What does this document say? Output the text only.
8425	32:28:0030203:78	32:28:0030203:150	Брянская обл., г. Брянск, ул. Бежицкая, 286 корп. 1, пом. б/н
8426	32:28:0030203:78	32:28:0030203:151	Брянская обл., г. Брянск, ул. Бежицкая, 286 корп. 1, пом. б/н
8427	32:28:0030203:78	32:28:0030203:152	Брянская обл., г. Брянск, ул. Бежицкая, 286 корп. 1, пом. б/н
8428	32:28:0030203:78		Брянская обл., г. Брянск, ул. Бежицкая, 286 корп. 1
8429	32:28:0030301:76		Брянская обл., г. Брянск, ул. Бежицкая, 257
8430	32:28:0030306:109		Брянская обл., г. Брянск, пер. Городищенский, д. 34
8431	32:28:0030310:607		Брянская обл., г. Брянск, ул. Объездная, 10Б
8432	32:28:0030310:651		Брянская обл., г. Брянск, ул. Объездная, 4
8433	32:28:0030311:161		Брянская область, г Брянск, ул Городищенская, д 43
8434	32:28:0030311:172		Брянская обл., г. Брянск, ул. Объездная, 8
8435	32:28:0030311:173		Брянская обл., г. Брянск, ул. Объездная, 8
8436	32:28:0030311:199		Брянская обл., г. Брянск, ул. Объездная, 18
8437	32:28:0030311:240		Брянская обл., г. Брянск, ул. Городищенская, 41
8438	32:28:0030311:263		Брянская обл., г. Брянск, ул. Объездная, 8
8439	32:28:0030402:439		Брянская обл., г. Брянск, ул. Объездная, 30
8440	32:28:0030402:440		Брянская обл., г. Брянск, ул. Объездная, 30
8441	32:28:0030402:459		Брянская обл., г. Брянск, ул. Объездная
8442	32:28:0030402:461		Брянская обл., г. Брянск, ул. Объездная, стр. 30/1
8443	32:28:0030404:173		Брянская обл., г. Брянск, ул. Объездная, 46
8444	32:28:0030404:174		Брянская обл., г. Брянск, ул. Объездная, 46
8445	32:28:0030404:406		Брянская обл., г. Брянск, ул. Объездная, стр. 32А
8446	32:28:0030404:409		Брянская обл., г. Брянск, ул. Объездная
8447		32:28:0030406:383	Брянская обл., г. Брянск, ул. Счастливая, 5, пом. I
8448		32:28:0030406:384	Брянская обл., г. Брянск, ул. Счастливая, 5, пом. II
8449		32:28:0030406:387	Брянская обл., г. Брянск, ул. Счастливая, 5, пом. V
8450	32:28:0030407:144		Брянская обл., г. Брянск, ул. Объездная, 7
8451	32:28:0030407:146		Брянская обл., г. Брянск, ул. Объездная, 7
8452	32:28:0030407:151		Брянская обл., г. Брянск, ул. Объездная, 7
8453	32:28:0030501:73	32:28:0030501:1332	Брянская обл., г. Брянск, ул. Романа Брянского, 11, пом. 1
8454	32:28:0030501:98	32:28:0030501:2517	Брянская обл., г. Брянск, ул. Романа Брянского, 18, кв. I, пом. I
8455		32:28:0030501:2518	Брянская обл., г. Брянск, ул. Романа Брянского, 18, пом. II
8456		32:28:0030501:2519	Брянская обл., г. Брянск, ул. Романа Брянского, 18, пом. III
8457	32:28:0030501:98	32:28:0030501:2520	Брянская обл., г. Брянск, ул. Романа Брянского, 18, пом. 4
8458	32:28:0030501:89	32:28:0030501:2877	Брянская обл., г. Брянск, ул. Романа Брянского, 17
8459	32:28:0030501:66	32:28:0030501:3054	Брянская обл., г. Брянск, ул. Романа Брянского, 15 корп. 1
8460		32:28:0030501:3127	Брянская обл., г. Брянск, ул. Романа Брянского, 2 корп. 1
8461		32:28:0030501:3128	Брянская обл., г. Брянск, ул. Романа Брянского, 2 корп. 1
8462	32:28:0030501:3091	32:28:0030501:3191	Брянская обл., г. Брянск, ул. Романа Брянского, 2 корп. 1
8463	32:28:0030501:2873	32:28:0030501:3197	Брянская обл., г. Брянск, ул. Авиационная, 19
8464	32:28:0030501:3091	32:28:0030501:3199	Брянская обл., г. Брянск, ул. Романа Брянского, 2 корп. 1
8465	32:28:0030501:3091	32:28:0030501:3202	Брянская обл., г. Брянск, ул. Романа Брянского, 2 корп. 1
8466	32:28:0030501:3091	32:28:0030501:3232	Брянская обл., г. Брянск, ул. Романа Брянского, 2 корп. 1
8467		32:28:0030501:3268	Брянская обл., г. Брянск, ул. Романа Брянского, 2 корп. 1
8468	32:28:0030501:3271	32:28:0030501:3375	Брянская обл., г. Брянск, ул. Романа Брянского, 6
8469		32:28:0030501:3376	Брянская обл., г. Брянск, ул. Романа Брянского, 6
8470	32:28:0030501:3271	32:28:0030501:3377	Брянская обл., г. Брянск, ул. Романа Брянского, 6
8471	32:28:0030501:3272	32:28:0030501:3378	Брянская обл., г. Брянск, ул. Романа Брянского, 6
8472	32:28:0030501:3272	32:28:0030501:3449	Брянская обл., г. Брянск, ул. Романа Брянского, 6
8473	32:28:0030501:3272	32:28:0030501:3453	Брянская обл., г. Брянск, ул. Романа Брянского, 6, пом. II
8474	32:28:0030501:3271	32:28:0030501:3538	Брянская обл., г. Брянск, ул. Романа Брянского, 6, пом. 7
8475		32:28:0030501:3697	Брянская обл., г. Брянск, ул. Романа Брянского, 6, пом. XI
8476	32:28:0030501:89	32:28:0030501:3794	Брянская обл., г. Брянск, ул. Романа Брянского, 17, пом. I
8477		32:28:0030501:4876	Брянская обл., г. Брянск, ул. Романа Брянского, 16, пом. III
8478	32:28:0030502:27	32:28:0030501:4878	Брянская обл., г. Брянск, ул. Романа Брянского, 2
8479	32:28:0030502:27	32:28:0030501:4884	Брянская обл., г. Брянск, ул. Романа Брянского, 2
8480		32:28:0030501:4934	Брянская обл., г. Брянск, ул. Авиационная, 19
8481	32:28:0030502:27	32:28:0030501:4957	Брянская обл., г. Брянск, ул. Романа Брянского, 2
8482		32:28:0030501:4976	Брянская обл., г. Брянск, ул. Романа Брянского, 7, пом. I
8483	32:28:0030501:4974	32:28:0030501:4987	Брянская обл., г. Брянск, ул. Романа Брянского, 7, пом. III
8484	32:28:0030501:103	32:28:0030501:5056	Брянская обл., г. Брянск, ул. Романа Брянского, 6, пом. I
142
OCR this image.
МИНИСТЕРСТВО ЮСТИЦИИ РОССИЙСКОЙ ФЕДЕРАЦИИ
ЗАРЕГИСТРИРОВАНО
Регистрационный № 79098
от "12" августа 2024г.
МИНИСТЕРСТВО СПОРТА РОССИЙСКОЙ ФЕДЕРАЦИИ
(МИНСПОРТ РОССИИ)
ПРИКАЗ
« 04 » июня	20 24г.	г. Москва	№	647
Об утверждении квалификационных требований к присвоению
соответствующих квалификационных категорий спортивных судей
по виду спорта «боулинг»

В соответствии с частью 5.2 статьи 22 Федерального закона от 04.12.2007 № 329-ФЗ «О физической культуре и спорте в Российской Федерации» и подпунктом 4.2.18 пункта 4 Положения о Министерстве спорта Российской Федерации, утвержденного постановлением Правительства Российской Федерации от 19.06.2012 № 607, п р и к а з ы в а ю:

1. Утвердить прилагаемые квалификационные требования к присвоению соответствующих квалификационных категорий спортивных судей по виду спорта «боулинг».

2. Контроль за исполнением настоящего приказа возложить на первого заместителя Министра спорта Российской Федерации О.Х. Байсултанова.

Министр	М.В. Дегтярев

### Exercise:
Take the line with "OCR this image." and all lines after it through the end of the records, and write them out exactly; include nothing else.

### Task output:
OCR this image.
МИНИСТЕРСТВО ЮСТИЦИИ РОССИЙСКОЙ ФЕДЕРАЦИИ
ЗАРЕГИСТРИРОВАНО
Регистрационный № 79098
от "12" августа 2024г.
МИНИСТЕРСТВО СПОРТА РОССИЙСКОЙ ФЕДЕРАЦИИ
(МИНСПОРТ РОССИИ)
ПРИКАЗ
« 04 » июня	20 24г.	г. Москва	№	647
Об утверждении квалификационных требований к присвоению
соответствующих квалификационных категорий спортивных судей
по виду спорта «боулинг»

В соответствии с частью 5.2 статьи 22 Федерального закона от 04.12.2007 № 329-ФЗ «О физической культуре и спорте в Российской Федерации» и подпунктом 4.2.18 пункта 4 Положения о Министерстве спорта Российской Федерации, утвержденного постановлением Правительства Российской Федерации от 19.06.2012 № 607, п р и к а з ы в а ю:

1. Утвердить прилагаемые квалификационные требования к присвоению соответствующих квалификационных категорий спортивных судей по виду спорта «боулинг».

2. Контроль за исполнением настоящего приказа возложить на первого заместителя Министра спорта Российской Федерации О.Х. Байсултанова.

Министр	М.В. Дегтярев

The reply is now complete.